### EXERCISE PROMPT
All of the material should be reproduced exactly, with pictures left out.

### RECORDED DATA
>> Begin

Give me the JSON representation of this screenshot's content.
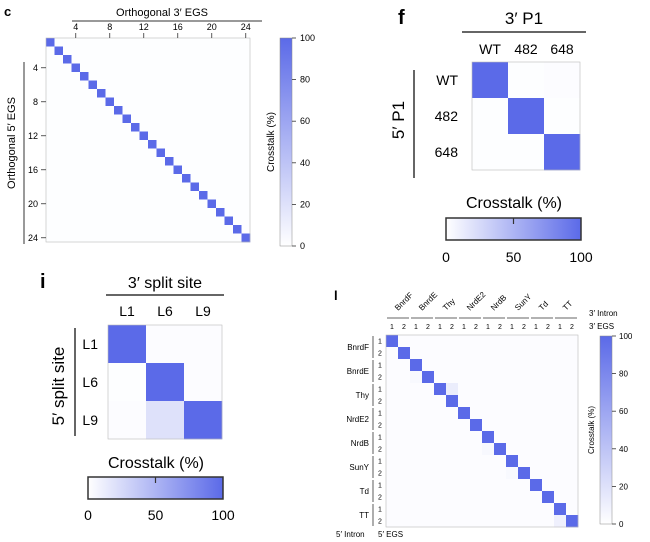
{
  "colors": {
    "accent": "#5b6ae8",
    "low": "#ffffff",
    "frame": "#333333"
  },
  "panels": [
    {
      "letter": "c",
      "xlabel": "Orthogonal 3′ EGS",
      "ylabel": "Orthogonal 5′ EGS",
      "colorbar_label": "Crosstalk (%)"
    },
    {
      "letter": "f",
      "xlabel": "3′ P1",
      "ylabel": "5′ P1",
      "colorbar_label": "Crosstalk (%)"
    },
    {
      "letter": "i",
      "xlabel": "3′ split site",
      "ylabel": "5′ split site",
      "colorbar_label": "Crosstalk (%)"
    },
    {
      "letter": "l",
      "xlabel_top1": "3′ Intron",
      "xlabel_top2": "3′ EGS",
      "ylabel_bottom1": "5′ Intron",
      "ylabel_bottom2": "5′ EGS",
      "colorbar_label": "Crosstalk (%)"
    }
  ],
  "chart_data": [
    {
      "type": "heatmap",
      "panel": "c",
      "x_ticks": [
        "4",
        "8",
        "12",
        "16",
        "20",
        "24"
      ],
      "y_ticks": [
        "4",
        "8",
        "12",
        "16",
        "20",
        "24"
      ],
      "size": 24,
      "diagonal": 100,
      "off_diagonal": 1,
      "colorbar_ticks": [
        "0",
        "20",
        "40",
        "60",
        "80",
        "100"
      ],
      "zlim": [
        0,
        100
      ]
    },
    {
      "type": "heatmap",
      "panel": "f",
      "categories": [
        "WT",
        "482",
        "648"
      ],
      "values": [
        [
          100,
          1,
          2
        ],
        [
          1,
          100,
          1
        ],
        [
          1,
          1,
          100
        ]
      ],
      "colorbar_ticks": [
        "0",
        "50",
        "100"
      ],
      "zlim": [
        0,
        100
      ]
    },
    {
      "type": "heatmap",
      "panel": "i",
      "categories": [
        "L1",
        "L6",
        "L9"
      ],
      "values": [
        [
          100,
          2,
          2
        ],
        [
          1,
          100,
          2
        ],
        [
          2,
          20,
          100
        ]
      ],
      "colorbar_ticks": [
        "0",
        "50",
        "100"
      ],
      "zlim": [
        0,
        100
      ]
    },
    {
      "type": "heatmap",
      "panel": "l",
      "groups": [
        "BnrdF",
        "BnrdE",
        "Thy",
        "NrdE2",
        "NrdB",
        "SunY",
        "Td",
        "TT"
      ],
      "sub_ticks": [
        "1",
        "2"
      ],
      "diagonal": 100,
      "off_diagonal": 2,
      "highlights": [
        {
          "row": 4,
          "col": 5,
          "value": 12
        },
        {
          "row": 15,
          "col": 14,
          "value": 10
        },
        {
          "row": 3,
          "col": 2,
          "value": 4
        },
        {
          "row": 9,
          "col": 8,
          "value": 5
        },
        {
          "row": 11,
          "col": 10,
          "value": 4
        }
      ],
      "colorbar_ticks": [
        "0",
        "20",
        "40",
        "60",
        "80",
        "100"
      ],
      "zlim": [
        0,
        100
      ]
    }
  ]
}
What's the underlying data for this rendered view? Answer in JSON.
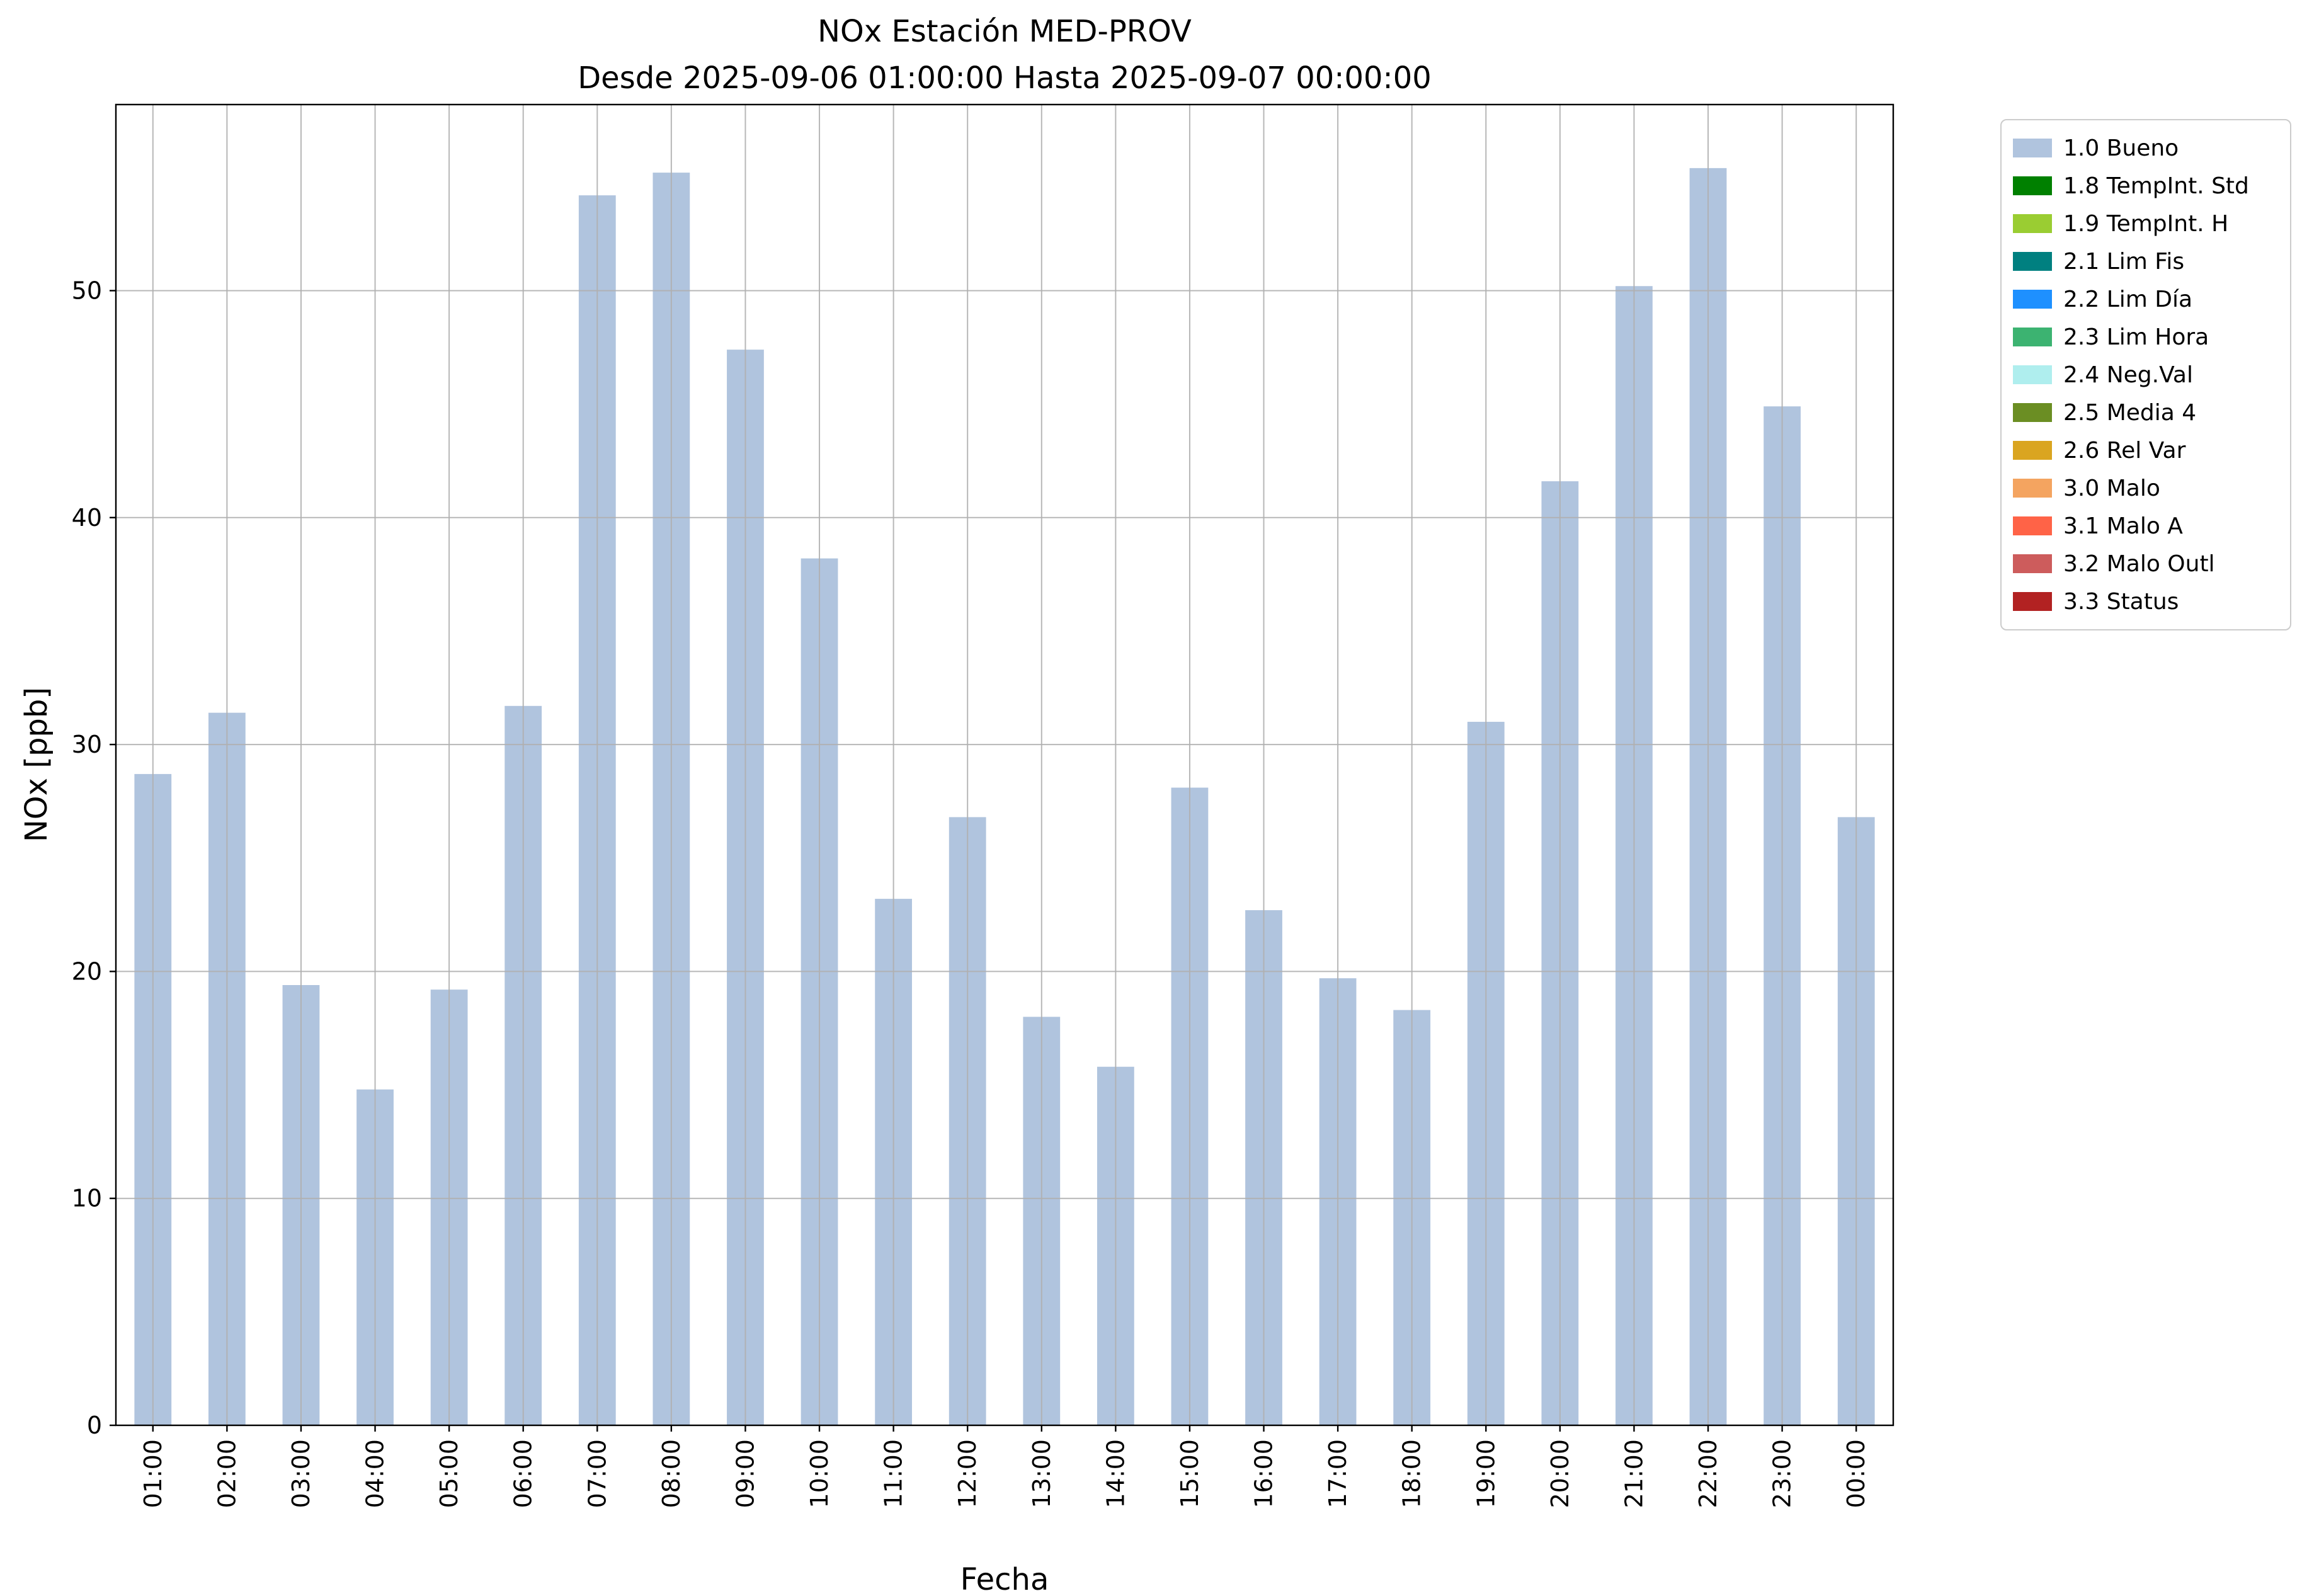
{
  "figure": {
    "title_line1": "NOx Estación MED-PROV",
    "title_line2": "Desde 2025-09-06 01:00:00 Hasta 2025-09-07 00:00:00"
  },
  "chart_data": {
    "type": "bar",
    "title": "NOx Estación MED-PROV\nDesde 2025-09-06 01:00:00 Hasta 2025-09-07 00:00:00",
    "xlabel": "Fecha",
    "ylabel": "NOx [ppb]",
    "categories": [
      "01:00",
      "02:00",
      "03:00",
      "04:00",
      "05:00",
      "06:00",
      "07:00",
      "08:00",
      "09:00",
      "10:00",
      "11:00",
      "12:00",
      "13:00",
      "14:00",
      "15:00",
      "16:00",
      "17:00",
      "18:00",
      "19:00",
      "20:00",
      "21:00",
      "22:00",
      "23:00",
      "00:00"
    ],
    "values": [
      28.7,
      31.4,
      19.4,
      14.8,
      19.2,
      31.7,
      54.2,
      55.2,
      47.4,
      38.2,
      23.2,
      26.8,
      18.0,
      15.8,
      28.1,
      22.7,
      19.7,
      18.3,
      31.0,
      41.6,
      50.2,
      55.4,
      44.9,
      26.8
    ],
    "ylim": [
      0,
      58.2
    ],
    "yticks": [
      0,
      10,
      20,
      30,
      40,
      50
    ],
    "grid": true,
    "bar_width_fraction": 0.5,
    "bar_color": "#b0c4de",
    "grid_color": "#b0b0b0",
    "axis_color": "#000000",
    "legend_position": "upper-right-outside",
    "legend": {
      "entries": [
        {
          "label": "1.0 Bueno",
          "color": "#b0c4de"
        },
        {
          "label": "1.8 TempInt. Std",
          "color": "#008000"
        },
        {
          "label": "1.9 TempInt. H",
          "color": "#9acd32"
        },
        {
          "label": "2.1 Lim Fis",
          "color": "#008080"
        },
        {
          "label": "2.2 Lim Día",
          "color": "#1e90ff"
        },
        {
          "label": "2.3 Lim Hora",
          "color": "#3cb371"
        },
        {
          "label": "2.4 Neg.Val",
          "color": "#afeeee"
        },
        {
          "label": "2.5 Media 4",
          "color": "#6b8e23"
        },
        {
          "label": "2.6 Rel Var",
          "color": "#daa520"
        },
        {
          "label": "3.0 Malo",
          "color": "#f4a460"
        },
        {
          "label": "3.1 Malo A",
          "color": "#ff6347"
        },
        {
          "label": "3.2 Malo Outl",
          "color": "#cd5c5c"
        },
        {
          "label": "3.3 Status",
          "color": "#b22222"
        }
      ]
    }
  }
}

>> End

### ANSWER TO THIS PROBLEM
Give me the JSON representation of this screenshot's content.
{
  "colors": {
    "accent": "#5b6ae8",
    "low": "#ffffff",
    "frame": "#333333"
  },
  "panels": [
    {
      "letter": "c",
      "xlabel": "Orthogonal 3′ EGS",
      "ylabel": "Orthogonal 5′ EGS",
      "colorbar_label": "Crosstalk (%)"
    },
    {
      "letter": "f",
      "xlabel": "3′ P1",
      "ylabel": "5′ P1",
      "colorbar_label": "Crosstalk (%)"
    },
    {
      "letter": "i",
      "xlabel": "3′ split site",
      "ylabel": "5′ split site",
      "colorbar_label": "Crosstalk (%)"
    },
    {
      "letter": "l",
      "xlabel_top1": "3′ Intron",
      "xlabel_top2": "3′ EGS",
      "ylabel_bottom1": "5′ Intron",
      "ylabel_bottom2": "5′ EGS",
      "colorbar_label": "Crosstalk (%)"
    }
  ],
  "chart_data": [
    {
      "type": "heatmap",
      "panel": "c",
      "x_ticks": [
        "4",
        "8",
        "12",
        "16",
        "20",
        "24"
      ],
      "y_ticks": [
        "4",
        "8",
        "12",
        "16",
        "20",
        "24"
      ],
      "size": 24,
      "diagonal": 100,
      "off_diagonal": 1,
      "colorbar_ticks": [
        "0",
        "20",
        "40",
        "60",
        "80",
        "100"
      ],
      "zlim": [
        0,
        100
      ]
    },
    {
      "type": "heatmap",
      "panel": "f",
      "categories": [
        "WT",
        "482",
        "648"
      ],
      "values": [
        [
          100,
          1,
          2
        ],
        [
          1,
          100,
          1
        ],
        [
          1,
          1,
          100
        ]
      ],
      "colorbar_ticks": [
        "0",
        "50",
        "100"
      ],
      "zlim": [
        0,
        100
      ]
    },
    {
      "type": "heatmap",
      "panel": "i",
      "categories": [
        "L1",
        "L6",
        "L9"
      ],
      "values": [
        [
          100,
          2,
          2
        ],
        [
          1,
          100,
          2
        ],
        [
          2,
          20,
          100
        ]
      ],
      "colorbar_ticks": [
        "0",
        "50",
        "100"
      ],
      "zlim": [
        0,
        100
      ]
    },
    {
      "type": "heatmap",
      "panel": "l",
      "groups": [
        "BnrdF",
        "BnrdE",
        "Thy",
        "NrdE2",
        "NrdB",
        "SunY",
        "Td",
        "TT"
      ],
      "sub_ticks": [
        "1",
        "2"
      ],
      "diagonal": 100,
      "off_diagonal": 2,
      "highlights": [
        {
          "row": 4,
          "col": 5,
          "value": 12
        },
        {
          "row": 15,
          "col": 14,
          "value": 10
        },
        {
          "row": 3,
          "col": 2,
          "value": 4
        },
        {
          "row": 9,
          "col": 8,
          "value": 5
        },
        {
          "row": 11,
          "col": 10,
          "value": 4
        }
      ],
      "colorbar_ticks": [
        "0",
        "20",
        "40",
        "60",
        "80",
        "100"
      ],
      "zlim": [
        0,
        100
      ]
    }
  ]
}
What's the underlying data for this rendered view? Answer in JSON.
{
  "figure": {
    "title_line1": "NOx Estación MED-PROV",
    "title_line2": "Desde 2025-09-06 01:00:00 Hasta 2025-09-07 00:00:00"
  },
  "chart_data": {
    "type": "bar",
    "title": "NOx Estación MED-PROV\nDesde 2025-09-06 01:00:00 Hasta 2025-09-07 00:00:00",
    "xlabel": "Fecha",
    "ylabel": "NOx [ppb]",
    "categories": [
      "01:00",
      "02:00",
      "03:00",
      "04:00",
      "05:00",
      "06:00",
      "07:00",
      "08:00",
      "09:00",
      "10:00",
      "11:00",
      "12:00",
      "13:00",
      "14:00",
      "15:00",
      "16:00",
      "17:00",
      "18:00",
      "19:00",
      "20:00",
      "21:00",
      "22:00",
      "23:00",
      "00:00"
    ],
    "values": [
      28.7,
      31.4,
      19.4,
      14.8,
      19.2,
      31.7,
      54.2,
      55.2,
      47.4,
      38.2,
      23.2,
      26.8,
      18.0,
      15.8,
      28.1,
      22.7,
      19.7,
      18.3,
      31.0,
      41.6,
      50.2,
      55.4,
      44.9,
      26.8
    ],
    "ylim": [
      0,
      58.2
    ],
    "yticks": [
      0,
      10,
      20,
      30,
      40,
      50
    ],
    "grid": true,
    "bar_width_fraction": 0.5,
    "bar_color": "#b0c4de",
    "grid_color": "#b0b0b0",
    "axis_color": "#000000",
    "legend_position": "upper-right-outside",
    "legend": {
      "entries": [
        {
          "label": "1.0 Bueno",
          "color": "#b0c4de"
        },
        {
          "label": "1.8 TempInt. Std",
          "color": "#008000"
        },
        {
          "label": "1.9 TempInt. H",
          "color": "#9acd32"
        },
        {
          "label": "2.1 Lim Fis",
          "color": "#008080"
        },
        {
          "label": "2.2 Lim Día",
          "color": "#1e90ff"
        },
        {
          "label": "2.3 Lim Hora",
          "color": "#3cb371"
        },
        {
          "label": "2.4 Neg.Val",
          "color": "#afeeee"
        },
        {
          "label": "2.5 Media 4",
          "color": "#6b8e23"
        },
        {
          "label": "2.6 Rel Var",
          "color": "#daa520"
        },
        {
          "label": "3.0 Malo",
          "color": "#f4a460"
        },
        {
          "label": "3.1 Malo A",
          "color": "#ff6347"
        },
        {
          "label": "3.2 Malo Outl",
          "color": "#cd5c5c"
        },
        {
          "label": "3.3 Status",
          "color": "#b22222"
        }
      ]
    }
  }
}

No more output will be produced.